ENTRIES ::

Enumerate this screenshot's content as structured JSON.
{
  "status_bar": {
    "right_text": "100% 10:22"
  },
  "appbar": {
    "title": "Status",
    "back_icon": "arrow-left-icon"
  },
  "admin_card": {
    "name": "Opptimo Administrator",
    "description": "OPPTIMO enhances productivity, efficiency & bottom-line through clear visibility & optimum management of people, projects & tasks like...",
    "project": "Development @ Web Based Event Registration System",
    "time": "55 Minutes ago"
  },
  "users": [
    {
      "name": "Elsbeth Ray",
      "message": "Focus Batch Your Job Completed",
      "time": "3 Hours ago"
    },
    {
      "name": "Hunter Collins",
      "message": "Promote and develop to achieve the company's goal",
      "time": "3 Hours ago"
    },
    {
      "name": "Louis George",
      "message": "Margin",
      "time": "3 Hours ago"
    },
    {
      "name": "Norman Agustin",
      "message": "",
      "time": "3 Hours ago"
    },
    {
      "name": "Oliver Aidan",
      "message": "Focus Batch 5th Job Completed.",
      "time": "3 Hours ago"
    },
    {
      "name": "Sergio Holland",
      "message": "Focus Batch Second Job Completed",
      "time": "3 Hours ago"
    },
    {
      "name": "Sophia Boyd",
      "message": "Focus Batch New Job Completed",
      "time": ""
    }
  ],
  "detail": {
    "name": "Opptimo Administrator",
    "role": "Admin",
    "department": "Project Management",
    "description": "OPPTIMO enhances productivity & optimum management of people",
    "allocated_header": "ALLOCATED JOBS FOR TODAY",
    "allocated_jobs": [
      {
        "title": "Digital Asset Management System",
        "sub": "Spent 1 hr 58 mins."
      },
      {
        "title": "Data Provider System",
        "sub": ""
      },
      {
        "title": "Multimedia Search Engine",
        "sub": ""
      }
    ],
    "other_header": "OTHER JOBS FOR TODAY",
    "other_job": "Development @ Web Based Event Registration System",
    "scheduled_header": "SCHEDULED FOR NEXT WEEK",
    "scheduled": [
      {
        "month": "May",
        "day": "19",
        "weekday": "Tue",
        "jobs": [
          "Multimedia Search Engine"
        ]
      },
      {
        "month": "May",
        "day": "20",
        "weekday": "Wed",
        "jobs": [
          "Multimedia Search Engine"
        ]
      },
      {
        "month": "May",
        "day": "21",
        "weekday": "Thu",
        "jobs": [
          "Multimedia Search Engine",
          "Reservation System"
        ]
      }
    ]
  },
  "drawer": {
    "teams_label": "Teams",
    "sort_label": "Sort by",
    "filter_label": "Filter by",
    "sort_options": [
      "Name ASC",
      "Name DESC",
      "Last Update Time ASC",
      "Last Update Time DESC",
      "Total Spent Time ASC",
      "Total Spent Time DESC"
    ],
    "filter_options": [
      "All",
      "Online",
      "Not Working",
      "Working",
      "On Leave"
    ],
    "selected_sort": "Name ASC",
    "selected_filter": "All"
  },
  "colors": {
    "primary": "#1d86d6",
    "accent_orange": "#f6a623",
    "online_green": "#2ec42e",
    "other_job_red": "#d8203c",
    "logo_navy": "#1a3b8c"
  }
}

WHAT THE TASK REQUIRES ::
Go through the records above and copy every line with the word "description".

ANSWER TO THIS EXERCISE ::
    "description": "OPPTIMO enhances productivity, efficiency & bottom-line through clear visibility & optimum management of people, projects & tasks like...",
    "description": "OPPTIMO enhances productivity & optimum management of people",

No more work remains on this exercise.